**Job**. Where a line below holds the string "Acetylcholine", copy that line.

[Records from a data source]
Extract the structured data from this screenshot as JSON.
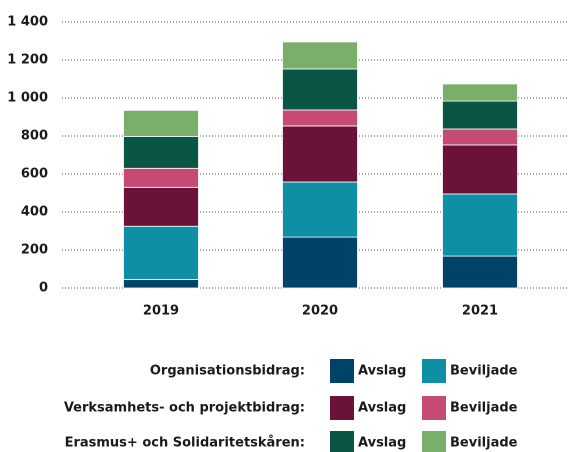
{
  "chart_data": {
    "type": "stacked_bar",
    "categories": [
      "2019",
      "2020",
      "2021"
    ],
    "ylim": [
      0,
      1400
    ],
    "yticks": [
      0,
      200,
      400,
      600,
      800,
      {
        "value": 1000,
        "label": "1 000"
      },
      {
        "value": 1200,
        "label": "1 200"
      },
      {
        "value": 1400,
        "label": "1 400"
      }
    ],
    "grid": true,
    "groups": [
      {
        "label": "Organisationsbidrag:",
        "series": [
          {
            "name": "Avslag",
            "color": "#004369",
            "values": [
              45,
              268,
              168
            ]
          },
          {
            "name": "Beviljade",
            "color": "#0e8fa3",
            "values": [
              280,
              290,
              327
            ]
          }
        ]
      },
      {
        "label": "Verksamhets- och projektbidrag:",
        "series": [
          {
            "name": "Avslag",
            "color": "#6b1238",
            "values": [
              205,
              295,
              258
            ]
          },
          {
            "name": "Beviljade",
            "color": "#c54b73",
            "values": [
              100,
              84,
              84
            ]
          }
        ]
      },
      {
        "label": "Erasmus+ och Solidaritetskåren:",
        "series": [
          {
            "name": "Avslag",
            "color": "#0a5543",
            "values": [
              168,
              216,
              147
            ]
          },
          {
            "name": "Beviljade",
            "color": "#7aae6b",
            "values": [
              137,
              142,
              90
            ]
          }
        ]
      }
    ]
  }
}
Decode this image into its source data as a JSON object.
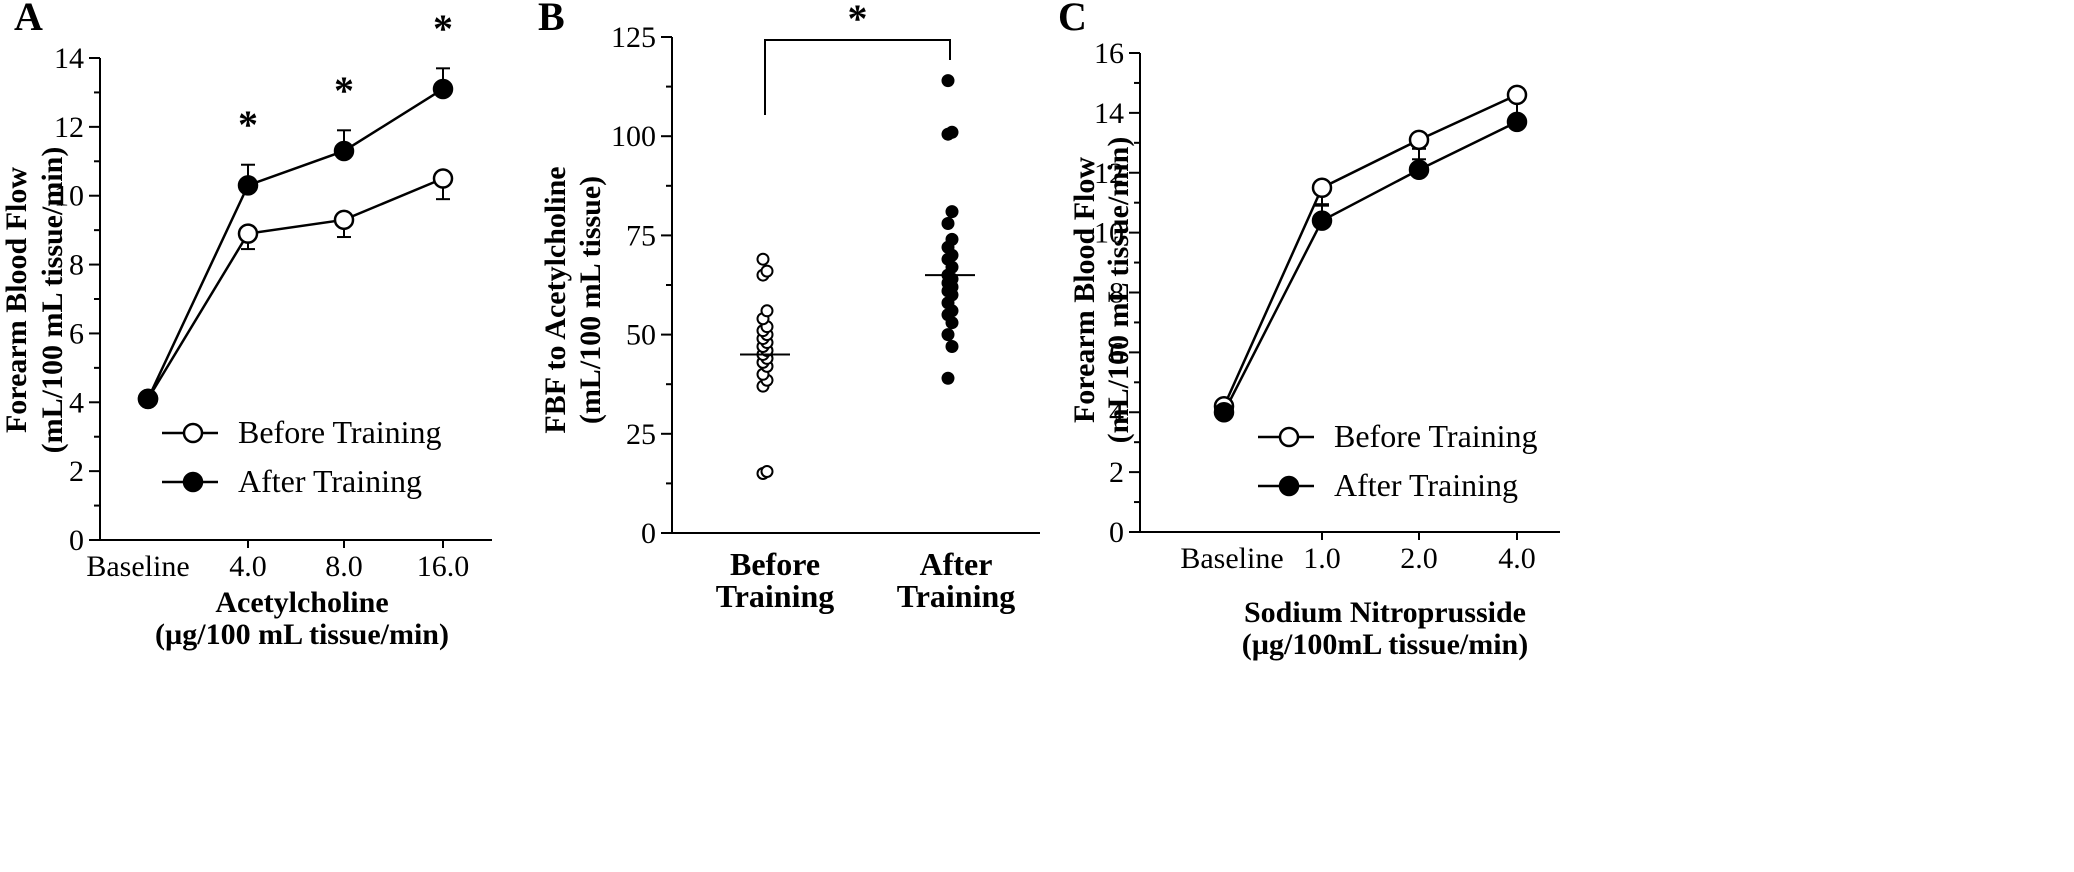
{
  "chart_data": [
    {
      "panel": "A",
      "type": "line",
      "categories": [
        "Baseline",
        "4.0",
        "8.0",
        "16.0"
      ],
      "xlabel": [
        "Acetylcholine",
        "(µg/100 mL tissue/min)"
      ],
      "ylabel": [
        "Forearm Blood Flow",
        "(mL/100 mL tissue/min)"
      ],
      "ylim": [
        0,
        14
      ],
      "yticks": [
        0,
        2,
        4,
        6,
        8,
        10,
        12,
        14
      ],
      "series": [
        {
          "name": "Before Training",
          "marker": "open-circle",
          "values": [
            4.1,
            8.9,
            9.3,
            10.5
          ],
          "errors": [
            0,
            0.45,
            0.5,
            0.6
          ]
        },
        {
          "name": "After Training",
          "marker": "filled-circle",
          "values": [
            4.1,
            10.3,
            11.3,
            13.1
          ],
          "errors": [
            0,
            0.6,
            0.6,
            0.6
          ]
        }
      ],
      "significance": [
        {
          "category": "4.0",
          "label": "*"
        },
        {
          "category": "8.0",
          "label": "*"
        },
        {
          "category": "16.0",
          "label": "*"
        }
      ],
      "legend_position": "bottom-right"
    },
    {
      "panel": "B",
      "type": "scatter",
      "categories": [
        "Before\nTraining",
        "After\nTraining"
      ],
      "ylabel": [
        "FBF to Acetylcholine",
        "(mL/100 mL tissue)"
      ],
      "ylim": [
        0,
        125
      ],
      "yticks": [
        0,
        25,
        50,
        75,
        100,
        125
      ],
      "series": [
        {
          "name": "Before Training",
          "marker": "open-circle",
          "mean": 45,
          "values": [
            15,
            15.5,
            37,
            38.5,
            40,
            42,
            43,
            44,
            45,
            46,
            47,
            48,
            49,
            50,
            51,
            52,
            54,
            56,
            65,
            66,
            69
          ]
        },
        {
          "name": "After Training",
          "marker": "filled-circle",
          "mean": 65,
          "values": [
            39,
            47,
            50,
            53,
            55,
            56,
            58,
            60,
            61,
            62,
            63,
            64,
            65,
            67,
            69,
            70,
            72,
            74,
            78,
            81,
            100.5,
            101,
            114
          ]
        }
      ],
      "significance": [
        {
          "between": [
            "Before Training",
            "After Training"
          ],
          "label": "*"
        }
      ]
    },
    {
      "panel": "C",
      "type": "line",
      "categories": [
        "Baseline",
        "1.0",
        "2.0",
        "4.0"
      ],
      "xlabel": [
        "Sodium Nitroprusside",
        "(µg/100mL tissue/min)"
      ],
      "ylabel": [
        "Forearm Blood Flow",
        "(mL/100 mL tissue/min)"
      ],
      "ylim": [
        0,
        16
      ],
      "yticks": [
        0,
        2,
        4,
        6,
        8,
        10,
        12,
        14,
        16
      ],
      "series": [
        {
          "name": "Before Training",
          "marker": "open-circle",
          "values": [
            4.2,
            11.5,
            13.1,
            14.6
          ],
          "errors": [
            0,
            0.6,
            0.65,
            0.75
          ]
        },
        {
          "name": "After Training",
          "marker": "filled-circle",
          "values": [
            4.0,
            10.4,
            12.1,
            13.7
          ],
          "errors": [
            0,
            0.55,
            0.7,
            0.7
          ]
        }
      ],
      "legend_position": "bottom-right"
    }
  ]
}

**Task result**.
        "Acetylcholine",
        "FBF to Acetylcholine",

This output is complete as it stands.